*Task*
Set the listing down unchanged, minus every embedded image.

Chart and figure data
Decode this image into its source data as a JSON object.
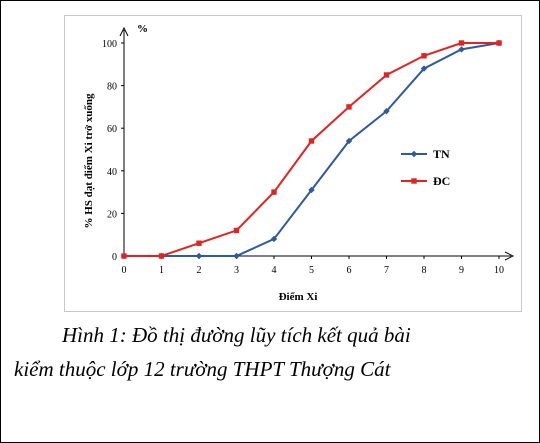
{
  "caption": {
    "line1": "Hình 1: Đồ thị đường lũy tích kết quả bài",
    "line2": "kiểm thuộc lớp 12 trường THPT Thượng Cát"
  },
  "chart_data": {
    "type": "line",
    "title": "",
    "xlabel": "Điểm Xi",
    "ylabel": "% HS đạt điểm Xi trở xuống",
    "yunit": "%",
    "x": [
      0,
      1,
      2,
      3,
      4,
      5,
      6,
      7,
      8,
      9,
      10
    ],
    "xlim": [
      0,
      10
    ],
    "ylim": [
      0,
      100
    ],
    "yticks": [
      0,
      20,
      40,
      60,
      80,
      100
    ],
    "grid": false,
    "legend_position": "right",
    "series": [
      {
        "name": "TN",
        "color": "#2e5b9a",
        "marker": "diamond",
        "values": [
          0,
          0,
          0,
          0,
          8,
          31,
          54,
          68,
          88,
          97,
          100
        ]
      },
      {
        "name": "ĐC",
        "color": "#e02424",
        "marker": "square",
        "values": [
          0,
          0,
          6,
          12,
          30,
          54,
          70,
          85,
          94,
          100,
          100
        ]
      }
    ]
  }
}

*Response*
Decode this image into its source data as a JSON object.
{
  "caption": {
    "line1": "Hình 1: Đồ thị đường lũy tích kết quả bài",
    "line2": "kiểm thuộc lớp 12 trường THPT Thượng Cát"
  },
  "chart_data": {
    "type": "line",
    "title": "",
    "xlabel": "Điểm Xi",
    "ylabel": "% HS đạt điểm Xi trở xuống",
    "yunit": "%",
    "x": [
      0,
      1,
      2,
      3,
      4,
      5,
      6,
      7,
      8,
      9,
      10
    ],
    "xlim": [
      0,
      10
    ],
    "ylim": [
      0,
      100
    ],
    "yticks": [
      0,
      20,
      40,
      60,
      80,
      100
    ],
    "grid": false,
    "legend_position": "right",
    "series": [
      {
        "name": "TN",
        "color": "#2e5b9a",
        "marker": "diamond",
        "values": [
          0,
          0,
          0,
          0,
          8,
          31,
          54,
          68,
          88,
          97,
          100
        ]
      },
      {
        "name": "ĐC",
        "color": "#e02424",
        "marker": "square",
        "values": [
          0,
          0,
          6,
          12,
          30,
          54,
          70,
          85,
          94,
          100,
          100
        ]
      }
    ]
  }
}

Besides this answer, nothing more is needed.